Aim: Restate all of the entries exactly, dropping any pictures they hold.

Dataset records
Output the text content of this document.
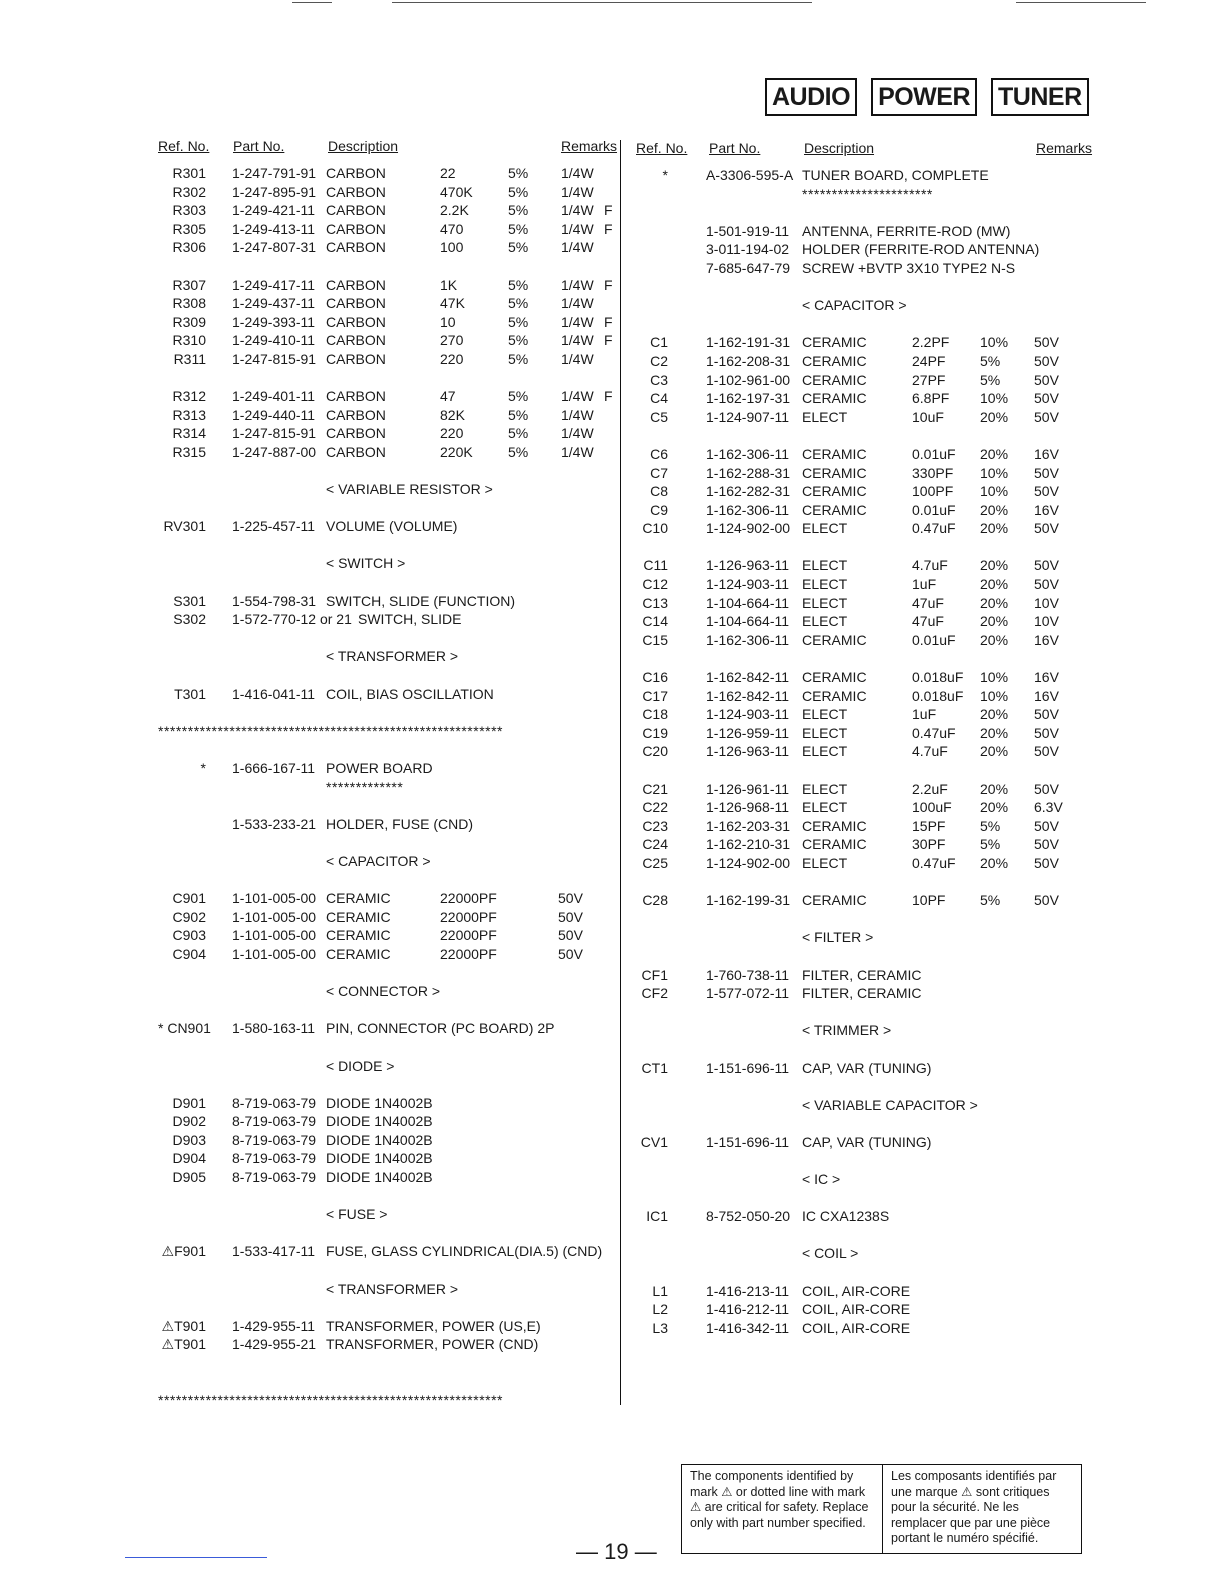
AUDIO POWER TUNER
Ref. No. Part No.	Description	Remarks
R301 1-247-791-91 CARBON	22	5% 1/4W
R302 1-247-895-91 CARBON	470K	5% 1/4W
R303 1-249-421-11 CARBON	2.2K	5% 1/4W F
R305 1-249-413-11 CARBON	470	5% 1/4W F
R306 1-247-807-31 CARBON	100	5% 1/4W
R307 1-249-417-11 CARBON	1K	5% 1/4W F
R308 1-249-437-11 CARBON	47K	5% 1/4W
R309 1-249-393-11 CARBON	10	5% 1/4W F
R310 1-249-410-11 CARBON	270	5% 1/4W F
R311 1-247-815-91 CARBON	220	5% 1/4W
R312 1-249-401-11 CARBON	47	5% 1/4W F
R313 1-249-440-11 CARBON	82K	5% 1/4W
R314 1-247-815-91 CARBON	220	5% 1/4W
R315 1-247-887-00 CARBON	220K	5% 1/4W
< VARIABLE RESISTOR >
RV301 1-225-457-11 VOLUME (VOLUME)
< SWITCH >
S301 1-554-798-31 SWITCH, SLIDE (FUNCTION)
S302 1-572-770-12 or 21 SWITCH, SLIDE
< TRANSFORMER >
T301 1-416-041-11 COIL, BIAS OSCILLATION
**********************************************************
* 1-666-167-11 POWER BOARD
*************
1-533-233-21 HOLDER, FUSE (CND)
< CAPACITOR >
C901 1-101-005-00 CERAMIC	22000PF	50V
C902 1-101-005-00 CERAMIC	22000PF	50V
C903 1-101-005-00 CERAMIC	22000PF	50V
C904 1-101-005-00 CERAMIC	22000PF	50V
< CONNECTOR >
* CN901 1-580-163-11 PIN, CONNECTOR (PC BOARD) 2P
< DIODE >
D901 8-719-063-79 DIODE 1N4002B
D902 8-719-063-79 DIODE 1N4002B
D903 8-719-063-79 DIODE 1N4002B
D904 8-719-063-79 DIODE 1N4002B
D905 8-719-063-79 DIODE 1N4002B
< FUSE >
⚠F901 1-533-417-11 FUSE, GLASS CYLINDRICAL(DIA.5) (CND)
< TRANSFORMER >
⚠T901 1-429-955-11 TRANSFORMER, POWER (US,E)
⚠T901 1-429-955-21 TRANSFORMER, POWER (CND)
**********************************************************
Ref. No. Part No.	Description	Remarks
*	A-3306-595-A TUNER BOARD, COMPLETE
**********************
1-501-919-11 ANTENNA, FERRITE-ROD (MW)
3-011-194-02 HOLDER (FERRITE-ROD ANTENNA)
7-685-647-79 SCREW +BVTP 3X10 TYPE2 N-S
< CAPACITOR >
C1	1-162-191-31 CERAMIC	2.2PF 10% 50V
C2	1-162-208-31 CERAMIC	24PF 5% 50V
C3	1-102-961-00 CERAMIC	27PF 5% 50V
C4	1-162-197-31 CERAMIC	6.8PF 10% 50V
C5	1-124-907-11 ELECT	10uF	20% 50V
C6	1-162-306-11 CERAMIC	0.01uF 20% 16V
C7	1-162-288-31 CERAMIC	330PF 10% 50V
C8	1-162-282-31 CERAMIC	100PF 10% 50V
C9	1-162-306-11 CERAMIC	0.01uF 20% 16V
C10	1-124-902-00 ELECT	0.47uF 20% 50V
C11	1-126-963-11 ELECT	4.7uF 20% 50V
C12	1-124-903-11 ELECT	1uF	20% 50V
C13	1-104-664-11 ELECT	47uF	20% 10V
C14	1-104-664-11 ELECT	47uF	20% 10V
C15	1-162-306-11 CERAMIC	0.01uF 20% 16V
C16	1-162-842-11 CERAMIC	0.018uF 10% 16V
C17	1-162-842-11 CERAMIC	0.018uF 10% 16V
C18	1-124-903-11 ELECT	1uF	20% 50V
C19	1-126-959-11 ELECT	0.47uF 20% 50V
C20	1-126-963-11 ELECT	4.7uF 20% 50V
C21	1-126-961-11 ELECT	2.2uF 20% 50V
C22	1-126-968-11 ELECT	100uF 20% 6.3V
C23	1-162-203-31 CERAMIC	15PF 5% 50V
C24	1-162-210-31 CERAMIC	30PF 5% 50V
C25	1-124-902-00 ELECT	0.47uF 20% 50V
C28	1-162-199-31 CERAMIC	10PF 5% 50V
< FILTER >
CF1	1-760-738-11 FILTER, CERAMIC
CF2	1-577-072-11 FILTER, CERAMIC
< TRIMMER >
CT1	1-151-696-11 CAP, VAR (TUNING)
< VARIABLE CAPACITOR >
CV1	1-151-696-11 CAP, VAR (TUNING)
< IC >
IC1	8-752-050-20 IC CXA1238S
< COIL >
L1	1-416-213-11 COIL, AIR-CORE
L2	1-416-212-11 COIL, AIR-CORE
L3	1-416-342-11 COIL, AIR-CORE
— 19 —
The components identified by mark ⚠ or dotted line with mark ⚠ are critical for safety. Replace only with part number specified.
Les composants identifiés par une marque ⚠ sont critiques pour la sécurité. Ne les remplacer que par une pièce portant le numéro spécifié.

Full response:
Output the text content of this document.
AUDIO POWER TUNER
Ref. No. Part No.	Description	Remarks
R301 1-247-791-91 CARBON	22	5% 1/4W
R302 1-247-895-91 CARBON	470K	5% 1/4W
R303 1-249-421-11 CARBON	2.2K	5% 1/4W F
R305 1-249-413-11 CARBON	470	5% 1/4W F
R306 1-247-807-31 CARBON	100	5% 1/4W
R307 1-249-417-11 CARBON	1K	5% 1/4W F
R308 1-249-437-11 CARBON	47K	5% 1/4W
R309 1-249-393-11 CARBON	10	5% 1/4W F
R310 1-249-410-11 CARBON	270	5% 1/4W F
R311 1-247-815-91 CARBON	220	5% 1/4W
R312 1-249-401-11 CARBON	47	5% 1/4W F
R313 1-249-440-11 CARBON	82K	5% 1/4W
R314 1-247-815-91 CARBON	220	5% 1/4W
R315 1-247-887-00 CARBON	220K	5% 1/4W
< VARIABLE RESISTOR >
RV301 1-225-457-11 VOLUME (VOLUME)
< SWITCH >
S301 1-554-798-31 SWITCH, SLIDE (FUNCTION)
S302 1-572-770-12 or 21 SWITCH, SLIDE
< TRANSFORMER >
T301 1-416-041-11 COIL, BIAS OSCILLATION
**********************************************************
* 1-666-167-11 POWER BOARD
*************
1-533-233-21 HOLDER, FUSE (CND)
< CAPACITOR >
C901 1-101-005-00 CERAMIC	22000PF	50V
C902 1-101-005-00 CERAMIC	22000PF	50V
C903 1-101-005-00 CERAMIC	22000PF	50V
C904 1-101-005-00 CERAMIC	22000PF	50V
< CONNECTOR >
* CN901 1-580-163-11 PIN, CONNECTOR (PC BOARD) 2P
< DIODE >
D901 8-719-063-79 DIODE 1N4002B
D902 8-719-063-79 DIODE 1N4002B
D903 8-719-063-79 DIODE 1N4002B
D904 8-719-063-79 DIODE 1N4002B
D905 8-719-063-79 DIODE 1N4002B
< FUSE >
⚠F901 1-533-417-11 FUSE, GLASS CYLINDRICAL(DIA.5) (CND)
< TRANSFORMER >
⚠T901 1-429-955-11 TRANSFORMER, POWER (US,E)
⚠T901 1-429-955-21 TRANSFORMER, POWER (CND)
**********************************************************
Ref. No. Part No.	Description	Remarks
*	A-3306-595-A TUNER BOARD, COMPLETE
**********************
1-501-919-11 ANTENNA, FERRITE-ROD (MW)
3-011-194-02 HOLDER (FERRITE-ROD ANTENNA)
7-685-647-79 SCREW +BVTP 3X10 TYPE2 N-S
< CAPACITOR >
C1	1-162-191-31 CERAMIC	2.2PF 10% 50V
C2	1-162-208-31 CERAMIC	24PF 5% 50V
C3	1-102-961-00 CERAMIC	27PF 5% 50V
C4	1-162-197-31 CERAMIC	6.8PF 10% 50V
C5	1-124-907-11 ELECT	10uF	20% 50V
C6	1-162-306-11 CERAMIC	0.01uF 20% 16V
C7	1-162-288-31 CERAMIC	330PF 10% 50V
C8	1-162-282-31 CERAMIC	100PF 10% 50V
C9	1-162-306-11 CERAMIC	0.01uF 20% 16V
C10	1-124-902-00 ELECT	0.47uF 20% 50V
C11	1-126-963-11 ELECT	4.7uF 20% 50V
C12	1-124-903-11 ELECT	1uF	20% 50V
C13	1-104-664-11 ELECT	47uF	20% 10V
C14	1-104-664-11 ELECT	47uF	20% 10V
C15	1-162-306-11 CERAMIC	0.01uF 20% 16V
C16	1-162-842-11 CERAMIC	0.018uF 10% 16V
C17	1-162-842-11 CERAMIC	0.018uF 10% 16V
C18	1-124-903-11 ELECT	1uF	20% 50V
C19	1-126-959-11 ELECT	0.47uF 20% 50V
C20	1-126-963-11 ELECT	4.7uF 20% 50V
C21	1-126-961-11 ELECT	2.2uF 20% 50V
C22	1-126-968-11 ELECT	100uF 20% 6.3V
C23	1-162-203-31 CERAMIC	15PF 5% 50V
C24	1-162-210-31 CERAMIC	30PF 5% 50V
C25	1-124-902-00 ELECT	0.47uF 20% 50V
C28	1-162-199-31 CERAMIC	10PF 5% 50V
< FILTER >
CF1	1-760-738-11 FILTER, CERAMIC
CF2	1-577-072-11 FILTER, CERAMIC
< TRIMMER >
CT1	1-151-696-11 CAP, VAR (TUNING)
< VARIABLE CAPACITOR >
CV1	1-151-696-11 CAP, VAR (TUNING)
< IC >
IC1	8-752-050-20 IC CXA1238S
< COIL >
L1	1-416-213-11 COIL, AIR-CORE
L2	1-416-212-11 COIL, AIR-CORE
L3	1-416-342-11 COIL, AIR-CORE
— 19 —
The components identified by mark ⚠ or dotted line with mark ⚠ are critical for safety. Replace only with part number specified.
Les composants identifiés par une marque ⚠ sont critiques pour la sécurité. Ne les remplacer que par une pièce portant le numéro spécifié.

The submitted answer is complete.